Dataset entries >>
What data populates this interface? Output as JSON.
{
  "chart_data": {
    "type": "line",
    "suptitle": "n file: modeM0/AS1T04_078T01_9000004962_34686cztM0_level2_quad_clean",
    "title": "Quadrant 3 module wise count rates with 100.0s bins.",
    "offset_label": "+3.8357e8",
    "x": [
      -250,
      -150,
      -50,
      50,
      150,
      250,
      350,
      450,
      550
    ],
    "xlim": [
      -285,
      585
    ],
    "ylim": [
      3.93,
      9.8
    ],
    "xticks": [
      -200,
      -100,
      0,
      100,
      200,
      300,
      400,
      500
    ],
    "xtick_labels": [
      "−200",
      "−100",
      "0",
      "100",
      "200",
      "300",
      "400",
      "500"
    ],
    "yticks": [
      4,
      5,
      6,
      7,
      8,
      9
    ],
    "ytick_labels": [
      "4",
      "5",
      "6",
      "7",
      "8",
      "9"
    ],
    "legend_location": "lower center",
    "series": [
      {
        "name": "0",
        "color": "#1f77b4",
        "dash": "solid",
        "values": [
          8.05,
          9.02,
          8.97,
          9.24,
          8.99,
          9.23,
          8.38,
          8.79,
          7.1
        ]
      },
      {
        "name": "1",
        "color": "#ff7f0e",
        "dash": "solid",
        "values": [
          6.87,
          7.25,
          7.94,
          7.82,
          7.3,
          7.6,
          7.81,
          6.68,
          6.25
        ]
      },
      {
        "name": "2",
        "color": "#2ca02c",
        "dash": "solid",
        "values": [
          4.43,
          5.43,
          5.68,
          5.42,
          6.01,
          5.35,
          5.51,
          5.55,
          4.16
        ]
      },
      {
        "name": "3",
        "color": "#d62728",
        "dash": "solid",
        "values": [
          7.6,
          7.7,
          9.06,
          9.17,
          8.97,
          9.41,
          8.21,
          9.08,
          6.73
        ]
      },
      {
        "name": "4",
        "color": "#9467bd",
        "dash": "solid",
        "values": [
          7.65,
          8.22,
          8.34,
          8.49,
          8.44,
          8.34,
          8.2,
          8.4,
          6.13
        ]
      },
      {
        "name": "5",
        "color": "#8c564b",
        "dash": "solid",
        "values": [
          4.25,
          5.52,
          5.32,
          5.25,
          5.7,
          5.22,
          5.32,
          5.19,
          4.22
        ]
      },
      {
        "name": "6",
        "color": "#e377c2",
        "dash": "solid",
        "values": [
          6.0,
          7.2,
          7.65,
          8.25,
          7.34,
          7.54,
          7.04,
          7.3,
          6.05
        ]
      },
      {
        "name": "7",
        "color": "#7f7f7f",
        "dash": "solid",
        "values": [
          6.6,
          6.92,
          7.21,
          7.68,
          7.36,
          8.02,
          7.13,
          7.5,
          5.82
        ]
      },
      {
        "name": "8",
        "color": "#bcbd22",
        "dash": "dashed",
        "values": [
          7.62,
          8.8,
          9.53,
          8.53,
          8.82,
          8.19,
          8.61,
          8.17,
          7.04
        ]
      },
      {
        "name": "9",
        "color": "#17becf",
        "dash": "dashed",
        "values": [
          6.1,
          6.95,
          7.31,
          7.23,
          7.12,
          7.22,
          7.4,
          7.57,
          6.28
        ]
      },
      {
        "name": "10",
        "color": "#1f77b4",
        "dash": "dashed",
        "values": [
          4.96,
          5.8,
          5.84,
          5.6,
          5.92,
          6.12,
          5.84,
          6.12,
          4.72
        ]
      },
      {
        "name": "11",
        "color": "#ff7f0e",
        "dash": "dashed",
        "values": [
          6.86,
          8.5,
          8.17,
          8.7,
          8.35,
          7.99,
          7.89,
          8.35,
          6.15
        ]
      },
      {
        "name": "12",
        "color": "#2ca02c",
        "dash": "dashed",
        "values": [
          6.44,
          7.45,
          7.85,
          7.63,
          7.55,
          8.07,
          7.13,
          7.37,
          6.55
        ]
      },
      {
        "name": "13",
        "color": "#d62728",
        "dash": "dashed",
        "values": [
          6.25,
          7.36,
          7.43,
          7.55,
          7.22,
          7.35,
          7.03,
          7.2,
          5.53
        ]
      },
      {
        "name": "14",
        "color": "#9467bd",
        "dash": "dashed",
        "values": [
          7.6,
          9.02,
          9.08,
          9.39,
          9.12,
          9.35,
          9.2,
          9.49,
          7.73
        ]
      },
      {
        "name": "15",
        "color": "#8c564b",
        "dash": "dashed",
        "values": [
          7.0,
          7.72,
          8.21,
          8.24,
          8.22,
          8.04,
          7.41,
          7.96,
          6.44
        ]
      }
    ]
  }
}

...

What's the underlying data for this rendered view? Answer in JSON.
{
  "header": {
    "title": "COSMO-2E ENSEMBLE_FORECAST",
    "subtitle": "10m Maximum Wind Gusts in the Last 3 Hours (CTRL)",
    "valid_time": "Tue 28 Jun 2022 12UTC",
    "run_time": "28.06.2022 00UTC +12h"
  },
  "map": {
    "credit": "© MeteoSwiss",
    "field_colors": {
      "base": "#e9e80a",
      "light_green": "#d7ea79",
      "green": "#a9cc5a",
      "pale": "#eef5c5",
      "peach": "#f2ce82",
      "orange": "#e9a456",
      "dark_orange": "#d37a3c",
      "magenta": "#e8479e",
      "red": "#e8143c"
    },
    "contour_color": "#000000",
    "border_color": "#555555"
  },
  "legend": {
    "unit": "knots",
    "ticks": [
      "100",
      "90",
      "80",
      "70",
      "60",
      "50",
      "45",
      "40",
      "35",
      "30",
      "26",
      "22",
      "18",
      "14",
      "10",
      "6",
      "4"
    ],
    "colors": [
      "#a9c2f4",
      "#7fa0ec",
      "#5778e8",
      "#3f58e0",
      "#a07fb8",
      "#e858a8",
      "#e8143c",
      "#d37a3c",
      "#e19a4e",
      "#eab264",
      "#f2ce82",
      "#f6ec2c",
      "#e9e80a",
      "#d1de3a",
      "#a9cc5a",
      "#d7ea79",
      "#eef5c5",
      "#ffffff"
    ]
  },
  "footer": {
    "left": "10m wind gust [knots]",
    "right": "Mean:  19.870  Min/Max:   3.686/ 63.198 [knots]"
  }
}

Task statement >> Check each line above for the string "What" and show the ones that have it.

Solution below >>
What data populates this interface? Output as JSON.
What's the underlying data for this rendered view? Answer in JSON.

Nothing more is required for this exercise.